=== Dataset extract ===

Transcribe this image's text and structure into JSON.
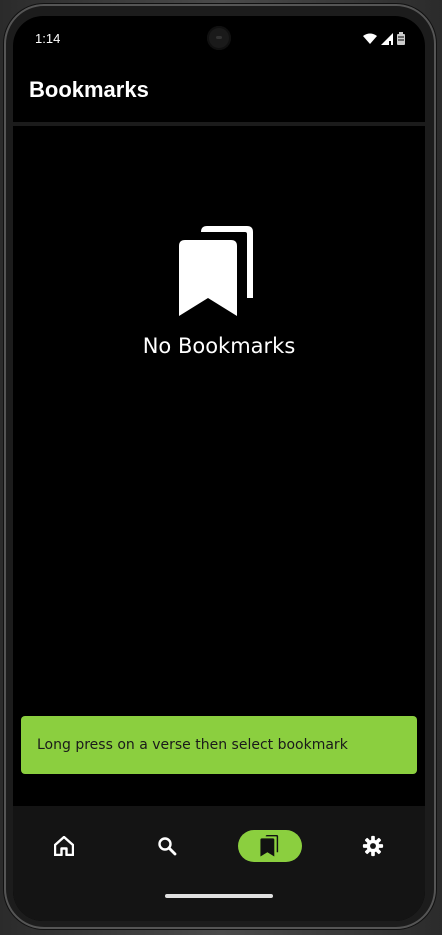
{
  "status_bar": {
    "time": "1:14",
    "icons": [
      "wifi-icon",
      "signal-icon",
      "battery-icon"
    ]
  },
  "header": {
    "title": "Bookmarks"
  },
  "empty_state": {
    "icon": "bookmarks-icon",
    "message": "No Bookmarks"
  },
  "snackbar": {
    "message": "Long press on a verse then select bookmark"
  },
  "bottom_nav": {
    "items": [
      {
        "icon": "home-icon",
        "active": false
      },
      {
        "icon": "search-icon",
        "active": false
      },
      {
        "icon": "bookmarks-icon",
        "active": true
      },
      {
        "icon": "gear-icon",
        "active": false
      }
    ]
  },
  "colors": {
    "accent": "#8bcf3f",
    "background": "#000000",
    "nav_background": "#141414"
  }
}
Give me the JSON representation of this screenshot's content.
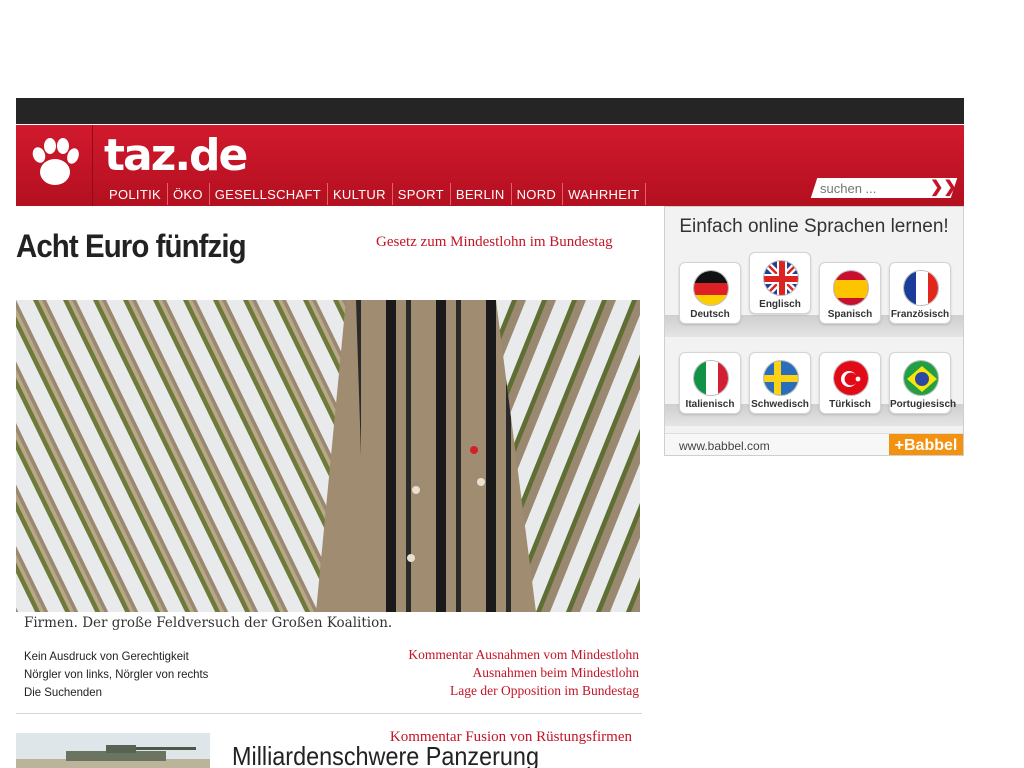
{
  "site": {
    "name": "taz.de",
    "nav": [
      "POLITIK",
      "ÖKO",
      "GESELLSCHAFT",
      "KULTUR",
      "SPORT",
      "BERLIN",
      "NORD",
      "WAHRHEIT"
    ],
    "search_placeholder": "suchen ..."
  },
  "lead": {
    "headline": "Acht Euro fünfzig",
    "kicker": "Gesetz zum Mindestlohn im Bundestag",
    "teaser": "Firmen. Der große Feldversuch der Großen Koalition.",
    "related_left": [
      "Kein Ausdruck von Gerechtigkeit",
      "Nörgler von links, Nörgler von rechts",
      "Die Suchenden"
    ],
    "related_right": [
      "Kommentar Ausnahmen vom Mindestlohn",
      "Ausnahmen beim Mindestlohn",
      "Lage der Opposition im Bundestag"
    ]
  },
  "second": {
    "kicker": "Kommentar Fusion von Rüstungsfirmen",
    "headline": "Milliardenschwere Panzerung"
  },
  "ad": {
    "title": "Einfach online Sprachen lernen!",
    "languages": [
      "Deutsch",
      "Englisch",
      "Spanisch",
      "Französisch",
      "Italienisch",
      "Schwedisch",
      "Türkisch",
      "Portugiesisch"
    ],
    "url": "www.babbel.com",
    "brand": "+Babbel"
  },
  "colors": {
    "brand_red": "#c41426",
    "babbel_orange": "#f39110"
  }
}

===

▶ **Exercise goal**
In this exercise, set down all of the data exactly, without the pictures.

▶ **Result of the exercise**
Transcribe this image's text and structure into JSON.
{
  "status_bar": {
    "time": "1:14",
    "icons": [
      "wifi-icon",
      "signal-icon",
      "battery-icon"
    ]
  },
  "header": {
    "title": "Bookmarks"
  },
  "empty_state": {
    "icon": "bookmarks-icon",
    "message": "No Bookmarks"
  },
  "snackbar": {
    "message": "Long press on a verse then select bookmark"
  },
  "bottom_nav": {
    "items": [
      {
        "icon": "home-icon",
        "active": false
      },
      {
        "icon": "search-icon",
        "active": false
      },
      {
        "icon": "bookmarks-icon",
        "active": true
      },
      {
        "icon": "gear-icon",
        "active": false
      }
    ]
  },
  "colors": {
    "accent": "#8bcf3f",
    "background": "#000000",
    "nav_background": "#141414"
  }
}
Give me the JSON representation of this screenshot's content.
{
  "site": {
    "name": "taz.de",
    "nav": [
      "POLITIK",
      "ÖKO",
      "GESELLSCHAFT",
      "KULTUR",
      "SPORT",
      "BERLIN",
      "NORD",
      "WAHRHEIT"
    ],
    "search_placeholder": "suchen ..."
  },
  "lead": {
    "headline": "Acht Euro fünfzig",
    "kicker": "Gesetz zum Mindestlohn im Bundestag",
    "teaser": "Firmen. Der große Feldversuch der Großen Koalition.",
    "related_left": [
      "Kein Ausdruck von Gerechtigkeit",
      "Nörgler von links, Nörgler von rechts",
      "Die Suchenden"
    ],
    "related_right": [
      "Kommentar Ausnahmen vom Mindestlohn",
      "Ausnahmen beim Mindestlohn",
      "Lage der Opposition im Bundestag"
    ]
  },
  "second": {
    "kicker": "Kommentar Fusion von Rüstungsfirmen",
    "headline": "Milliardenschwere Panzerung"
  },
  "ad": {
    "title": "Einfach online Sprachen lernen!",
    "languages": [
      "Deutsch",
      "Englisch",
      "Spanisch",
      "Französisch",
      "Italienisch",
      "Schwedisch",
      "Türkisch",
      "Portugiesisch"
    ],
    "url": "www.babbel.com",
    "brand": "+Babbel"
  },
  "colors": {
    "brand_red": "#c41426",
    "babbel_orange": "#f39110"
  }
}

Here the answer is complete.